Material erkunden |
1) Wie viele Fehler hatte die Tochter laut dem Artikel über Rechtschreibung nach Gehör in einem Aufsatz?
2) Schreiben Sie den Artikel über Rechtschreibung nach Gehör im Anschluss an seinen letzten Satz weiter.

Ausgewählter Textauszug |
----

In der Grundschule wird „Wasser“ zu „Wassa“

Denise Ludwig
Foto: dpa
Heutzutage lernen die Kinder in der Grundschule die Rechtschreibung nach Gehör. So soll die Lust am Schreiben geweckt werden. Eine Weseler Mutter übt Kritik.

Wesel.  Juliane N.* stehen die Haare zu Berge, wenn sie sich die Rechtschreibung ihrer Tochter ansieht. Sie schreibt „Wassa“ statt Wasser. 55 Fehler hatte sie in einem Aufsatz – und damit war sie in ihrer dritten Klasse längst nicht die Spitzenreiterin.

Heutzutage lernen die Kinder in der Grundschule die Rechtschreibung nach Gehör. So soll die Lust am Schreiben geweckt werden. Doch Mutter Juliane hält von dieser Methode nichts. „Wir Mütter verzweifeln“, sagt die Weselerin.

----

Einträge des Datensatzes
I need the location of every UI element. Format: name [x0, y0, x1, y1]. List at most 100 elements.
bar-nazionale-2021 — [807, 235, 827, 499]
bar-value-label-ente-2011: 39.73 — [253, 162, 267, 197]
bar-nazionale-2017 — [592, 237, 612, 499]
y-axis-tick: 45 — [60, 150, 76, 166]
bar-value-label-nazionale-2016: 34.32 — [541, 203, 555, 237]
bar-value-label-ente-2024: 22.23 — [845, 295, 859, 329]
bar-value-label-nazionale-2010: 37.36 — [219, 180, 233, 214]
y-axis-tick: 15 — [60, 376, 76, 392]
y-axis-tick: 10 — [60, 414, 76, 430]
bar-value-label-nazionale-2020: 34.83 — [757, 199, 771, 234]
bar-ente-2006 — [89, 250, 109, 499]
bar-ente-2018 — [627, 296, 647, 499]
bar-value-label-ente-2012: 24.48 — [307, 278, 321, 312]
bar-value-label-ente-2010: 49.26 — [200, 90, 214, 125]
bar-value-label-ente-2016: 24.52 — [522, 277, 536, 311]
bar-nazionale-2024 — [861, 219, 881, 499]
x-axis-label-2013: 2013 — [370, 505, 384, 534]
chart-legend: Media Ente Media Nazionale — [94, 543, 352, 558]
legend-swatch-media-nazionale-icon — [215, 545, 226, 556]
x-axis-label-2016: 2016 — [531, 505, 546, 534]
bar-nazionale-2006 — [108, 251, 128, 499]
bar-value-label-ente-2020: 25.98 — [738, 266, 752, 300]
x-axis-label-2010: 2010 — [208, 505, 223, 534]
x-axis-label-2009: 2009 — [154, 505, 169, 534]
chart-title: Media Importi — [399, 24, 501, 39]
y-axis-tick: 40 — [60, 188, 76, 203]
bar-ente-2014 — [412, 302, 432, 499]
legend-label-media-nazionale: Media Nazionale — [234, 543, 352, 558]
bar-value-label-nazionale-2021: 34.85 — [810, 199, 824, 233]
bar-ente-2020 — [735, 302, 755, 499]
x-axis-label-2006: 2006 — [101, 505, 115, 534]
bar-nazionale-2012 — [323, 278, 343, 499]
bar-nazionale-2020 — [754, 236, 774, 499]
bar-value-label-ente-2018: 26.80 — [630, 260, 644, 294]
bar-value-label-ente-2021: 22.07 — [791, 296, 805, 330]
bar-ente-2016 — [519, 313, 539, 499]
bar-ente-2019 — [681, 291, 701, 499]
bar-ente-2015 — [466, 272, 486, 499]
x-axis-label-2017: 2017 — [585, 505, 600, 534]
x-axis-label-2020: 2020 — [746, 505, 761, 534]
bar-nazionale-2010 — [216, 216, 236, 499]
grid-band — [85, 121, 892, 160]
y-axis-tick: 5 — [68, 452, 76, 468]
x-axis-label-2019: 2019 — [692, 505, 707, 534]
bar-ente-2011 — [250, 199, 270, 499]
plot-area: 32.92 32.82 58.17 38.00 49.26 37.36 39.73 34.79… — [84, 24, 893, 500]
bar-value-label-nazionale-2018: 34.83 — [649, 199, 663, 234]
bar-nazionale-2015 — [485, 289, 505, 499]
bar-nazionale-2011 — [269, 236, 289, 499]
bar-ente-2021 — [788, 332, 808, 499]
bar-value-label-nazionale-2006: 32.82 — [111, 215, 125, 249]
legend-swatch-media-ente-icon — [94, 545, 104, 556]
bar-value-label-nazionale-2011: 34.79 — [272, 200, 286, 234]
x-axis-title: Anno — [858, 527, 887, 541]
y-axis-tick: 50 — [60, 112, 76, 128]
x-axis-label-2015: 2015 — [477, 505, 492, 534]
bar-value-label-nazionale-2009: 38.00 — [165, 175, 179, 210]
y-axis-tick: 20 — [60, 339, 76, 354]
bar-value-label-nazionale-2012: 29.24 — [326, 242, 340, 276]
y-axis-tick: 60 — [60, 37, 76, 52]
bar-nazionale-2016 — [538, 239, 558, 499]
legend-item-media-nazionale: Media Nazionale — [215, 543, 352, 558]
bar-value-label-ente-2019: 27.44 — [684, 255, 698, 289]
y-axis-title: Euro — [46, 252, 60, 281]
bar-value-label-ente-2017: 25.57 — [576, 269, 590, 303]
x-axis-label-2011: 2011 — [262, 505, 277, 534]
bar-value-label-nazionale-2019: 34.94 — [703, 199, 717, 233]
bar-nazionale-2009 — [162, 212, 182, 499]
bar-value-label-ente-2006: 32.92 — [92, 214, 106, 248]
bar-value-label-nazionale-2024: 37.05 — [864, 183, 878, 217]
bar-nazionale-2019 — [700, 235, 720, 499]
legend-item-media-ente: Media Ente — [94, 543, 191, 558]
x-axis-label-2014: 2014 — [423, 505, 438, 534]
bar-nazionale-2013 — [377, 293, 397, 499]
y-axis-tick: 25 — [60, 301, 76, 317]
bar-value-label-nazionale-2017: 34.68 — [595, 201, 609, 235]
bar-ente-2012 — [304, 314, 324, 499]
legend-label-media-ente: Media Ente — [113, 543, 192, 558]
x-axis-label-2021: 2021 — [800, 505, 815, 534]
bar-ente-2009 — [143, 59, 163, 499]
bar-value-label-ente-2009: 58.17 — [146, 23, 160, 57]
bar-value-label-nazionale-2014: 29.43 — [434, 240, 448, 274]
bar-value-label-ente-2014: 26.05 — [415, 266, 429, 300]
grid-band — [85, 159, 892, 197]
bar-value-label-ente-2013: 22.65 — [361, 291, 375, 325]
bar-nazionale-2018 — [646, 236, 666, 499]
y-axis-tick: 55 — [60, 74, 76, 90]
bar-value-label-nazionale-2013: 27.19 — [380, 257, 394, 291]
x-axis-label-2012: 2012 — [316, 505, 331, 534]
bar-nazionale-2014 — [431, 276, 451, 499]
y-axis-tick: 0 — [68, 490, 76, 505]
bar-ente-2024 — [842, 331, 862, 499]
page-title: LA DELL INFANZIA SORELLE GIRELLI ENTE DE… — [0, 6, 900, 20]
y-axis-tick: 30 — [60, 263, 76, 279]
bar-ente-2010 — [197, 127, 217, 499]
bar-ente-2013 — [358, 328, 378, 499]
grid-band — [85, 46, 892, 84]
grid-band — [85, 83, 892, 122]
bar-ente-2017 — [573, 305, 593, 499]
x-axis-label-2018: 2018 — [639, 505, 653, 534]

----

Geordnete Ergebnisse |
1) 55 Fehler.

2)
Loben heißt das Zauberwort in den ersten beiden Schuljahren. „Die Kinder sollen in den ersten zwei Jahren nur positive Rückmeldung bekommen, was das Schreiben an sich überhaupt angeht“, sagt Juliane N. „Bloß im dritten Schuljahr ist es jetzt falsch – und nicht mehr nur ‘nicht ganz richtig’.“ Will sie ihre Tochter zu Hause bei den Hausaufgaben korrigieren, widerspricht ihr Kind mit dem Argument: „Der Lehrer sagt, das Wort sei gut geschrieben“. Die Mütter sorgen sich, dass die Umstellung auf die richtige Rechtschreibung, wie sie in Klasse drei dann anhand von Regeln erklärt wird, nicht schaffen. „Wie soll das Kind denn lernen, wenn es mit richtig schwierigen Wörtern konfrontiert wird, wenn es selbst die einfachen Grundregeln nicht beherrscht?“, fragt sich Juliane N.

„Immer eine individuelle Sache“

Dr. Heinzgerd Schott, Schulleiter des Konrad-Duden-Gymnasiums, kann nicht bestätigen, dass die Schüler in den letzten Jahren eine schlechtere Rechtschreibung an den Tag legten. „Eine Rechtschreib-Schwäche ist immer eine individuelle Sache, egal, mit welcher Methode man sie lernt“, meint er. Diese Methode - Schreiben nach Gehör - helfe Kindern dabei, möglichst schnell Gedanken in Schriftform zu bringen. Das motiviere die Schüler.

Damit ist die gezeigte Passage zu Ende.